**Given task:**
Identify each line containing the word "بقرارات" and copy it.

**Collected data:**
:::::
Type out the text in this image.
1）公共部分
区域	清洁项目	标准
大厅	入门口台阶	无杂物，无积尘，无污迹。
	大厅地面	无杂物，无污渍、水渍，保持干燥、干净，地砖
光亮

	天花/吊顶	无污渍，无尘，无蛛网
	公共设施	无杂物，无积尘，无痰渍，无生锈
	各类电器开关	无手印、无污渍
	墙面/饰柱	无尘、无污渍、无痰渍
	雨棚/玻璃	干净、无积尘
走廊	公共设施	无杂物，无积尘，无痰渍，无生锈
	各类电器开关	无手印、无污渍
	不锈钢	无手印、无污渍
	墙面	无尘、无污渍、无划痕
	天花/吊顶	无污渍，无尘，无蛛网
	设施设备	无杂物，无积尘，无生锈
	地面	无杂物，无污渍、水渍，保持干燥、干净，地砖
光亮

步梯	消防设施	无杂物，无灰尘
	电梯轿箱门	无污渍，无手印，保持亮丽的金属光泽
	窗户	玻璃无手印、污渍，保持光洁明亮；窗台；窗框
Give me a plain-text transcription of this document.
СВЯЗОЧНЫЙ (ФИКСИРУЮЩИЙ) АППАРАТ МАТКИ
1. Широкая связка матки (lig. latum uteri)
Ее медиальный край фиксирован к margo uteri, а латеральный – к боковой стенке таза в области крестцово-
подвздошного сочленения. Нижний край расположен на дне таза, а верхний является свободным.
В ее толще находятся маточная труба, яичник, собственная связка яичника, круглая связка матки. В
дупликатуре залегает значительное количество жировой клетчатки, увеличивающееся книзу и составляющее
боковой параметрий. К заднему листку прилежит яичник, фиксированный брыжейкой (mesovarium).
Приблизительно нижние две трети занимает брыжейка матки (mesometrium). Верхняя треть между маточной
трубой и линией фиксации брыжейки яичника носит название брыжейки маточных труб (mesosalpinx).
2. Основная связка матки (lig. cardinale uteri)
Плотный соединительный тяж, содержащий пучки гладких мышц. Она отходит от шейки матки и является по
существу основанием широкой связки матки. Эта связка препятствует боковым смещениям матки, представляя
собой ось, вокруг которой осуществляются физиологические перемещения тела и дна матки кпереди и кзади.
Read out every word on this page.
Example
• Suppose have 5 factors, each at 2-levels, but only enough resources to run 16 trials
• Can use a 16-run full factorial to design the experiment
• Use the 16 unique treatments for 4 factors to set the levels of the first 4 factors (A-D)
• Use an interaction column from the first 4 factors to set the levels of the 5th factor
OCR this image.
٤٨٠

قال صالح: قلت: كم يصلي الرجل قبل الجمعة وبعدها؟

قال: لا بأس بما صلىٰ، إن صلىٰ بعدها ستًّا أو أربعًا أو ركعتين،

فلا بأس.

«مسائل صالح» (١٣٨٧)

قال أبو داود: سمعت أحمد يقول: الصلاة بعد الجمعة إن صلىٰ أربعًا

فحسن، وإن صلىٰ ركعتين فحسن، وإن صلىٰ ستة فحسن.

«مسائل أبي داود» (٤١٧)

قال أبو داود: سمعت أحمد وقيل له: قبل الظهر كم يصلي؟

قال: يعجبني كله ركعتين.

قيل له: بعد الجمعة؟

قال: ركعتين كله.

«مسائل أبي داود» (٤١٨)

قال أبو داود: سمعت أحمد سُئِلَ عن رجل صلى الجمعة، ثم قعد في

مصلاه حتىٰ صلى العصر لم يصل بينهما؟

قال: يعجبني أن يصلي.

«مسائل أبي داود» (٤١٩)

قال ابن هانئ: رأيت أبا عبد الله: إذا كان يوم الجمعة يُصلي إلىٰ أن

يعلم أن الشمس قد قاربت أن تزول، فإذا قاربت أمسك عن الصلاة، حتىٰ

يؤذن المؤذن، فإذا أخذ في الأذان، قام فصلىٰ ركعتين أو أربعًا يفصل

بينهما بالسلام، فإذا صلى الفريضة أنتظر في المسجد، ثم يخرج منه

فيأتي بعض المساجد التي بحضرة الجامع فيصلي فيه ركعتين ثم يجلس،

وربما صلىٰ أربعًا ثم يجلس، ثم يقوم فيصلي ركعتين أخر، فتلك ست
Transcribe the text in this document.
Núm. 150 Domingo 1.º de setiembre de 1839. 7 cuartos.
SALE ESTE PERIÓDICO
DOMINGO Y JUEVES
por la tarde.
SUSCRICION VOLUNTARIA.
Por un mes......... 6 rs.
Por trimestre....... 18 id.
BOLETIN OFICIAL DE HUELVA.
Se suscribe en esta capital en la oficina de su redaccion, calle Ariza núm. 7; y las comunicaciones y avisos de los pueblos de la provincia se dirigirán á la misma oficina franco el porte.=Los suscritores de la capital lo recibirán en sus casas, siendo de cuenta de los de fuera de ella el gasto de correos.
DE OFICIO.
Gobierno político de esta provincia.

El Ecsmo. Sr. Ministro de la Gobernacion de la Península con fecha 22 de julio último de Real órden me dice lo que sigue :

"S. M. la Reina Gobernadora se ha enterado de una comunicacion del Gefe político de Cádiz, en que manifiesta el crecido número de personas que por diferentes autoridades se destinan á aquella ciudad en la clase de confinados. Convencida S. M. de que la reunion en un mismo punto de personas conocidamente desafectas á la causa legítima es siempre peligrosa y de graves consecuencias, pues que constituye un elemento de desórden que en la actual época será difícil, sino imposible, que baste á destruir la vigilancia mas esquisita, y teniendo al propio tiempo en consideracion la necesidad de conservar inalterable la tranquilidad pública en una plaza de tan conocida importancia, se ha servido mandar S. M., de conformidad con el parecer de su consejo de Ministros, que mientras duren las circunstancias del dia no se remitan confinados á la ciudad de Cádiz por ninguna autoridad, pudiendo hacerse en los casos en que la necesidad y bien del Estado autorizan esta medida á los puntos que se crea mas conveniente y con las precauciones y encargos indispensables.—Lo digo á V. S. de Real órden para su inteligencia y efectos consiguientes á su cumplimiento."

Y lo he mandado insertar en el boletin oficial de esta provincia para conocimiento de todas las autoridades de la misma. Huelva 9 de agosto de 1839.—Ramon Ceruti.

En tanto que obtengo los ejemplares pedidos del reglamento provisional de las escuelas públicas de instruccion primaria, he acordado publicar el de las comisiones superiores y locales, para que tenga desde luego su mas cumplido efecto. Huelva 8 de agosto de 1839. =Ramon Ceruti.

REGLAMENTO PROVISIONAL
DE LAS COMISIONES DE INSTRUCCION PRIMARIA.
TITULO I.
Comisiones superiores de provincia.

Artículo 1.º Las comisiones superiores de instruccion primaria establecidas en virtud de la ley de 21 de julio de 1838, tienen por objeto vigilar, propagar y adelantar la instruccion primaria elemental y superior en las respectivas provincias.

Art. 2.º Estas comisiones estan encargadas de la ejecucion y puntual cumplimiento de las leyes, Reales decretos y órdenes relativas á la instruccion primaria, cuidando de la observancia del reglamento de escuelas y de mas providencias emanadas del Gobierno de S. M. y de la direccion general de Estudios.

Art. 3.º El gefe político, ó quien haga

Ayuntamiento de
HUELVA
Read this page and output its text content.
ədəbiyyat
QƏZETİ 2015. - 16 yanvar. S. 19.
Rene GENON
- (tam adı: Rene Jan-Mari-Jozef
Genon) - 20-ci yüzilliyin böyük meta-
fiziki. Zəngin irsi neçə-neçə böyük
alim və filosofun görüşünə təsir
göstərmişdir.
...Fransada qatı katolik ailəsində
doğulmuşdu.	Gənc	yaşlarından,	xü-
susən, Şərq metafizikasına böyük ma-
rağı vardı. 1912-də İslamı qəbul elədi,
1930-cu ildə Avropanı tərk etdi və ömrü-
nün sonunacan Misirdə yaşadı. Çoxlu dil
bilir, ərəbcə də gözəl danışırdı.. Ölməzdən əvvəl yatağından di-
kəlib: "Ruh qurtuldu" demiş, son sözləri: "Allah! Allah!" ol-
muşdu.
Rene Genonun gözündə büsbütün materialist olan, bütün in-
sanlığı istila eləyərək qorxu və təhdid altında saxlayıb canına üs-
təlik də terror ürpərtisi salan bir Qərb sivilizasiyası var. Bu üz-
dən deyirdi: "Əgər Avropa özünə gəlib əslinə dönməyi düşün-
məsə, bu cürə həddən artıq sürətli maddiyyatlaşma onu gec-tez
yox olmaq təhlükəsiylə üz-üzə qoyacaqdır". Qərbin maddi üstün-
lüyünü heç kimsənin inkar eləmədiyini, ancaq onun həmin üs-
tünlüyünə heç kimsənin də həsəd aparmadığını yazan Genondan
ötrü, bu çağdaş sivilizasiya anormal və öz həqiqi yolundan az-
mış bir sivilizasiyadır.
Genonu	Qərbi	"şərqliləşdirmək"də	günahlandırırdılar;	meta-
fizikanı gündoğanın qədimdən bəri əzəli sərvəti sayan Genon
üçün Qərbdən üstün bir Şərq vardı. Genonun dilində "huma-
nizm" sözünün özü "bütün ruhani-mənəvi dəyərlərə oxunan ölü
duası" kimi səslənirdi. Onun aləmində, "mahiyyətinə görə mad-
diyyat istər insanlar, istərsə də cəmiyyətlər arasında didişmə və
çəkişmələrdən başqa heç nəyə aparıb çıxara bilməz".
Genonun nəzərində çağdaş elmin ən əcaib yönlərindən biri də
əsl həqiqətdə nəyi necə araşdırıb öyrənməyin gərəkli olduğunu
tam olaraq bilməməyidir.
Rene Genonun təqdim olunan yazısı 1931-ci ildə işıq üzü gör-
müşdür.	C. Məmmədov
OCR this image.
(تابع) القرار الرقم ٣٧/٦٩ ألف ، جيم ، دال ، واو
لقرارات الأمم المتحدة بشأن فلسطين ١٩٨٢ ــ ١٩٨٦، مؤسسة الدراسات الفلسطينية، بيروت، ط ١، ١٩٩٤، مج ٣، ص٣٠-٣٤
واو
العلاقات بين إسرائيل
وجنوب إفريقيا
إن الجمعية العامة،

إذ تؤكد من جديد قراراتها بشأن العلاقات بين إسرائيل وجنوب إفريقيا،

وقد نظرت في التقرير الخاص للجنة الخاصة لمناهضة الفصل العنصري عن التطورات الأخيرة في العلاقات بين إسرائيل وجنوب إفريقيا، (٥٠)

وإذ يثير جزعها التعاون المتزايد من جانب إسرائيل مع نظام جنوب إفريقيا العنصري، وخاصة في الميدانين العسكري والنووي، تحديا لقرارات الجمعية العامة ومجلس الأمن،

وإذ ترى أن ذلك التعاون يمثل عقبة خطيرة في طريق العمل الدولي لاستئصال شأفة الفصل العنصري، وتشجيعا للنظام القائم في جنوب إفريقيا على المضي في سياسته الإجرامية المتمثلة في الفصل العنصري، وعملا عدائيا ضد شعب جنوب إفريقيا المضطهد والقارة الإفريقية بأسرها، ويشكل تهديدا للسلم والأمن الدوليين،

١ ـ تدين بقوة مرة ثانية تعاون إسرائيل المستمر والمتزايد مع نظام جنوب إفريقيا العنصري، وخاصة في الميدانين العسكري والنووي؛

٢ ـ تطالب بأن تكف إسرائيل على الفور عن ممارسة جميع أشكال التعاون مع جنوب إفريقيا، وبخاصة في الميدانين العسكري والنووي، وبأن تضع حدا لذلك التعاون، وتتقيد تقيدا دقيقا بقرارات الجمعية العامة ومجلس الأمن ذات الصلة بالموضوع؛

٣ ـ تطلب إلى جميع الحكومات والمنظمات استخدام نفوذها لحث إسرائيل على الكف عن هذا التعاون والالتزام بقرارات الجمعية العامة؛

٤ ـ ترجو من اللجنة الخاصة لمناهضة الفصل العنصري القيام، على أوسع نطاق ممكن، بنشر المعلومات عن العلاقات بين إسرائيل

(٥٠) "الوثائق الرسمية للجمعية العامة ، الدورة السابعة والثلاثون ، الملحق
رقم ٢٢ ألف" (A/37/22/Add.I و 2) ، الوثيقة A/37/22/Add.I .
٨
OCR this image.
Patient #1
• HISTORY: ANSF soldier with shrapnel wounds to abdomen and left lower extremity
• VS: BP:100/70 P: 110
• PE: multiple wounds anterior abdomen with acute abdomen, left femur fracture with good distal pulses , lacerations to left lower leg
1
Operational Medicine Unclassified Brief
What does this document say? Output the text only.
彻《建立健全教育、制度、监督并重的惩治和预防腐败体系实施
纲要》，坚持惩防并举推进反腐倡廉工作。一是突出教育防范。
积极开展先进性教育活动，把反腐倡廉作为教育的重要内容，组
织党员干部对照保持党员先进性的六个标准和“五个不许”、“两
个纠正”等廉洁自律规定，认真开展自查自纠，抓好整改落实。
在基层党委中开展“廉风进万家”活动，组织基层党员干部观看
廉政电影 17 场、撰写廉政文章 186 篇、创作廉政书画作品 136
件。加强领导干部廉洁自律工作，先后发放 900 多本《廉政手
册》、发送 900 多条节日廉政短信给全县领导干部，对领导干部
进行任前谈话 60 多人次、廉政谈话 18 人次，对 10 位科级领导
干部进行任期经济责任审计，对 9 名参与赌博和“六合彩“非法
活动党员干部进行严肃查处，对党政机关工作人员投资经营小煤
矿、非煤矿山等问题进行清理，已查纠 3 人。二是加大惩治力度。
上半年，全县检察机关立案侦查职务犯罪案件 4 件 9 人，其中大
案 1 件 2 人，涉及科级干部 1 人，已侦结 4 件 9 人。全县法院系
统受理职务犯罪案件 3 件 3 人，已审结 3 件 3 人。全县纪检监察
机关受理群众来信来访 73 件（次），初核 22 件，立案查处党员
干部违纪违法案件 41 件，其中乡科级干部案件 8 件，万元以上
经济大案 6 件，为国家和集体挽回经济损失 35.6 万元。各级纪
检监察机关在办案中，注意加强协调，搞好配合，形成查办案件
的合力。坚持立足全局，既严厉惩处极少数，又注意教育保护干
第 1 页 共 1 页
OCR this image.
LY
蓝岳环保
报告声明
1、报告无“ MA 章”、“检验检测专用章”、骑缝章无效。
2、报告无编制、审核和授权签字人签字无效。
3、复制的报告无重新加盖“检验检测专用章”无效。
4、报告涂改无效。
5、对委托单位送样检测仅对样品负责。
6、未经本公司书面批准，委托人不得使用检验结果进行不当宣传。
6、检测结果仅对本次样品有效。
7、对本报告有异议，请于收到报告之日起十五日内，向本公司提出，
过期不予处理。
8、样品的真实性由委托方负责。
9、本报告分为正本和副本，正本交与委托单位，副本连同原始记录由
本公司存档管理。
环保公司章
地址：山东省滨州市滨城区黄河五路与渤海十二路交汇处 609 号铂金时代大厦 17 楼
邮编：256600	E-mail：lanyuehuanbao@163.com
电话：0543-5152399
:::::
**Solution to the problem:**
٢ ـ تطالب بأن تكف إسرائيل على الفور عن ممارسة جميع أشكال التعاون مع جنوب إفريقيا، وبخاصة في الميدانين العسكري والنووي، وبأن تضع حدا لذلك التعاون، وتتقيد تقيدا دقيقا بقرارات الجمعية العامة ومجلس الأمن ذات الصلة بالموضوع؛
٣ ـ تطلب إلى جميع الحكومات والمنظمات استخدام نفوذها لحث إسرائيل على الكف عن هذا التعاون والالتزام بقرارات الجمعية العامة؛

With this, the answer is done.